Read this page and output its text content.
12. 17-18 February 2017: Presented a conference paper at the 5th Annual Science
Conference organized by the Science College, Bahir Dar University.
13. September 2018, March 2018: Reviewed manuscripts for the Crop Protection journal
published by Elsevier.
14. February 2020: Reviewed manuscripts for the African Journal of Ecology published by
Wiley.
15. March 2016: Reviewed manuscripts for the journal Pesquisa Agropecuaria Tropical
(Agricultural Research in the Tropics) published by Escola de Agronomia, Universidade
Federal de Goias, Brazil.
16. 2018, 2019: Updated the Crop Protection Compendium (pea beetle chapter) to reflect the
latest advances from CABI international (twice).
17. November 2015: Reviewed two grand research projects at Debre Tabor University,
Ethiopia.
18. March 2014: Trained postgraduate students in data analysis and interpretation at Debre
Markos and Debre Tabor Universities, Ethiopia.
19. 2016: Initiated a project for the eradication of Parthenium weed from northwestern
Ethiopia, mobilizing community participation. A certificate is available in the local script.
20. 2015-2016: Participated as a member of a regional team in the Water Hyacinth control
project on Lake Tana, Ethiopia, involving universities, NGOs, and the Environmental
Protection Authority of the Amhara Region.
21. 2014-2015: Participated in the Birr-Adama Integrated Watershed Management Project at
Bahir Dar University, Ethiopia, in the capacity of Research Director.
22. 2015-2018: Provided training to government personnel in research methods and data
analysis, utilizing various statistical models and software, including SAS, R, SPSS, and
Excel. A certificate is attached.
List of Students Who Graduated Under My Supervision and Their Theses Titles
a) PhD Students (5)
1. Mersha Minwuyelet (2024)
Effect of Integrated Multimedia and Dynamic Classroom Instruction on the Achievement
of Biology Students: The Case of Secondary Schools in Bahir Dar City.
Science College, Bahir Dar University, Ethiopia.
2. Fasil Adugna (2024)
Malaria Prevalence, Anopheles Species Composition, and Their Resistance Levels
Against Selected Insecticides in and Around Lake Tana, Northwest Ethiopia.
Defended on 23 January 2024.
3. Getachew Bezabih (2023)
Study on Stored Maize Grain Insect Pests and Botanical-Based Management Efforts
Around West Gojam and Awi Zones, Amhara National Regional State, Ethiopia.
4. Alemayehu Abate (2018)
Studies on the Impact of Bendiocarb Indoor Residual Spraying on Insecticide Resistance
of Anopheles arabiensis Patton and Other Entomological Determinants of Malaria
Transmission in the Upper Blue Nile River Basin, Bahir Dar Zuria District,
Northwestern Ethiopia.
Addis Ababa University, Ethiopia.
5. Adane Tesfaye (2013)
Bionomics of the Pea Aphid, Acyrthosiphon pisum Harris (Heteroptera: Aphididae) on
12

**WHAT THIS TASK INVOLVES**
Copy every line of the records word for word.

**REPLY TO THE TASK**
Read this page and output its text content.
12. 17-18 February 2017: Presented a conference paper at the 5th Annual Science
Conference organized by the Science College, Bahir Dar University.
13. September 2018, March 2018: Reviewed manuscripts for the Crop Protection journal
published by Elsevier.
14. February 2020: Reviewed manuscripts for the African Journal of Ecology published by
Wiley.
15. March 2016: Reviewed manuscripts for the journal Pesquisa Agropecuaria Tropical
(Agricultural Research in the Tropics) published by Escola de Agronomia, Universidade
Federal de Goias, Brazil.
16. 2018, 2019: Updated the Crop Protection Compendium (pea beetle chapter) to reflect the
latest advances from CABI international (twice).
17. November 2015: Reviewed two grand research projects at Debre Tabor University,
Ethiopia.
18. March 2014: Trained postgraduate students in data analysis and interpretation at Debre
Markos and Debre Tabor Universities, Ethiopia.
19. 2016: Initiated a project for the eradication of Parthenium weed from northwestern
Ethiopia, mobilizing community participation. A certificate is available in the local script.
20. 2015-2016: Participated as a member of a regional team in the Water Hyacinth control
project on Lake Tana, Ethiopia, involving universities, NGOs, and the Environmental
Protection Authority of the Amhara Region.
21. 2014-2015: Participated in the Birr-Adama Integrated Watershed Management Project at
Bahir Dar University, Ethiopia, in the capacity of Research Director.
22. 2015-2018: Provided training to government personnel in research methods and data
analysis, utilizing various statistical models and software, including SAS, R, SPSS, and
Excel. A certificate is attached.
List of Students Who Graduated Under My Supervision and Their Theses Titles
a) PhD Students (5)
1. Mersha Minwuyelet (2024)
Effect of Integrated Multimedia and Dynamic Classroom Instruction on the Achievement
of Biology Students: The Case of Secondary Schools in Bahir Dar City.
Science College, Bahir Dar University, Ethiopia.
2. Fasil Adugna (2024)
Malaria Prevalence, Anopheles Species Composition, and Their Resistance Levels
Against Selected Insecticides in and Around Lake Tana, Northwest Ethiopia.
Defended on 23 January 2024.
3. Getachew Bezabih (2023)
Study on Stored Maize Grain Insect Pests and Botanical-Based Management Efforts
Around West Gojam and Awi Zones, Amhara National Regional State, Ethiopia.
4. Alemayehu Abate (2018)
Studies on the Impact of Bendiocarb Indoor Residual Spraying on Insecticide Resistance
of Anopheles arabiensis Patton and Other Entomological Determinants of Malaria
Transmission in the Upper Blue Nile River Basin, Bahir Dar Zuria District,
Northwestern Ethiopia.
Addis Ababa University, Ethiopia.
5. Adane Tesfaye (2013)
Bionomics of the Pea Aphid, Acyrthosiphon pisum Harris (Heteroptera: Aphididae) on
12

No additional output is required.